Requirements :: Quote the whole listing verbatim.

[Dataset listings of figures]
▬▬▬

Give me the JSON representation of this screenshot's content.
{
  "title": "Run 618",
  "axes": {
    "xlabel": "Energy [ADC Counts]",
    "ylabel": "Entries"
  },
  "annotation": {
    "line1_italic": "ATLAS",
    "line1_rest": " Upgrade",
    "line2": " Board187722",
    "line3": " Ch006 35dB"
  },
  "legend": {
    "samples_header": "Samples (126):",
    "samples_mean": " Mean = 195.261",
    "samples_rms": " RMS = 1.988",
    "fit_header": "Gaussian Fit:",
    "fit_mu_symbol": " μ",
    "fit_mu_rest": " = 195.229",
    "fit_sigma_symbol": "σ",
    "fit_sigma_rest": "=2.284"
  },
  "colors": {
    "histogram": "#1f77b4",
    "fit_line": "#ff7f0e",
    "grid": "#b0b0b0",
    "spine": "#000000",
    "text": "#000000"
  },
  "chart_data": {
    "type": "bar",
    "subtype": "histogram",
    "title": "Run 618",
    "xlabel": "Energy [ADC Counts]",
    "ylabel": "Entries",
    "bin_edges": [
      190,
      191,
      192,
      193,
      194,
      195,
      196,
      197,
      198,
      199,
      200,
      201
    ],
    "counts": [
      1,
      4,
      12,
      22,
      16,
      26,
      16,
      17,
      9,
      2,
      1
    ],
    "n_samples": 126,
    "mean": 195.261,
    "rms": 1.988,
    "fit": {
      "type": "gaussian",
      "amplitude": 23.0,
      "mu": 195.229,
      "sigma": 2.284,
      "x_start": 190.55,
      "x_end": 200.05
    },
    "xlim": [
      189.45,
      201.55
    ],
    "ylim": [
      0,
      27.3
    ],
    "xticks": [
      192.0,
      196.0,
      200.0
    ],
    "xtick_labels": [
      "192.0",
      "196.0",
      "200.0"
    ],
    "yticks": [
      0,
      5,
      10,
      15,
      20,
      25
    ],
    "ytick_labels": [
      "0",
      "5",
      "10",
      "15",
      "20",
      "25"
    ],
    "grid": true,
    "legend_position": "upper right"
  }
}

▬▬▬

Answer to the problem ::
Give me the JSON representation of this screenshot's content.
{
  "title": "Run 618",
  "axes": {
    "xlabel": "Energy [ADC Counts]",
    "ylabel": "Entries"
  },
  "annotation": {
    "line1_italic": "ATLAS",
    "line1_rest": " Upgrade",
    "line2": " Board187722",
    "line3": " Ch006 35dB"
  },
  "legend": {
    "samples_header": "Samples (126):",
    "samples_mean": " Mean = 195.261",
    "samples_rms": " RMS = 1.988",
    "fit_header": "Gaussian Fit:",
    "fit_mu_symbol": " μ",
    "fit_mu_rest": " = 195.229",
    "fit_sigma_symbol": "σ",
    "fit_sigma_rest": "=2.284"
  },
  "colors": {
    "histogram": "#1f77b4",
    "fit_line": "#ff7f0e",
    "grid": "#b0b0b0",
    "spine": "#000000",
    "text": "#000000"
  },
  "chart_data": {
    "type": "bar",
    "subtype": "histogram",
    "title": "Run 618",
    "xlabel": "Energy [ADC Counts]",
    "ylabel": "Entries",
    "bin_edges": [
      190,
      191,
      192,
      193,
      194,
      195,
      196,
      197,
      198,
      199,
      200,
      201
    ],
    "counts": [
      1,
      4,
      12,
      22,
      16,
      26,
      16,
      17,
      9,
      2,
      1
    ],
    "n_samples": 126,
    "mean": 195.261,
    "rms": 1.988,
    "fit": {
      "type": "gaussian",
      "amplitude": 23.0,
      "mu": 195.229,
      "sigma": 2.284,
      "x_start": 190.55,
      "x_end": 200.05
    },
    "xlim": [
      189.45,
      201.55
    ],
    "ylim": [
      0,
      27.3
    ],
    "xticks": [
      192.0,
      196.0,
      200.0
    ],
    "xtick_labels": [
      "192.0",
      "196.0",
      "200.0"
    ],
    "yticks": [
      0,
      5,
      10,
      15,
      20,
      25
    ],
    "ytick_labels": [
      "0",
      "5",
      "10",
      "15",
      "20",
      "25"
    ],
    "grid": true,
    "legend_position": "upper right"
  }
}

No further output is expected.